- Stated goal
Each record needs to be echoed exactly; can you do that?

Dataset items

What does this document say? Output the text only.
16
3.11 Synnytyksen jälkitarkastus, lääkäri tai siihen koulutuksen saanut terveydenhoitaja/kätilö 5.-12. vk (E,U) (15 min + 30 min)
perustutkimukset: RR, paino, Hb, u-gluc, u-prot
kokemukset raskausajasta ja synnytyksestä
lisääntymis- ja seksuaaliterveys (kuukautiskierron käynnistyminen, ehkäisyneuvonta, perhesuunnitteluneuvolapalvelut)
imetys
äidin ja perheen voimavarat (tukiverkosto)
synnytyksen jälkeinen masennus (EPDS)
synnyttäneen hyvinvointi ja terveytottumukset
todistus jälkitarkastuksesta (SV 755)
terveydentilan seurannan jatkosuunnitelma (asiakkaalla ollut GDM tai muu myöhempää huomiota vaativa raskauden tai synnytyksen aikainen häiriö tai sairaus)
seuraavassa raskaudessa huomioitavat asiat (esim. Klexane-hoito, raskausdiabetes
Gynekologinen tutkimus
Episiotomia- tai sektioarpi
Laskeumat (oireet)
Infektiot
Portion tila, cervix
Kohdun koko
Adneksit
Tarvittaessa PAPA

- Exercise output
What does this document say? Output the text only.
16
3.11 Synnytyksen jälkitarkastus, lääkäri tai siihen koulutuksen saanut terveydenhoitaja/kätilö 5.-12. vk (E,U) (15 min + 30 min)
perustutkimukset: RR, paino, Hb, u-gluc, u-prot
kokemukset raskausajasta ja synnytyksestä
lisääntymis- ja seksuaaliterveys (kuukautiskierron käynnistyminen, ehkäisyneuvonta, perhesuunnitteluneuvolapalvelut)
imetys
äidin ja perheen voimavarat (tukiverkosto)
synnytyksen jälkeinen masennus (EPDS)
synnyttäneen hyvinvointi ja terveytottumukset
todistus jälkitarkastuksesta (SV 755)
terveydentilan seurannan jatkosuunnitelma (asiakkaalla ollut GDM tai muu myöhempää huomiota vaativa raskauden tai synnytyksen aikainen häiriö tai sairaus)
seuraavassa raskaudessa huomioitavat asiat (esim. Klexane-hoito, raskausdiabetes
Gynekologinen tutkimus
Episiotomia- tai sektioarpi
Laskeumat (oireet)
Infektiot
Portion tila, cervix
Kohdun koko
Adneksit
Tarvittaessa PAPA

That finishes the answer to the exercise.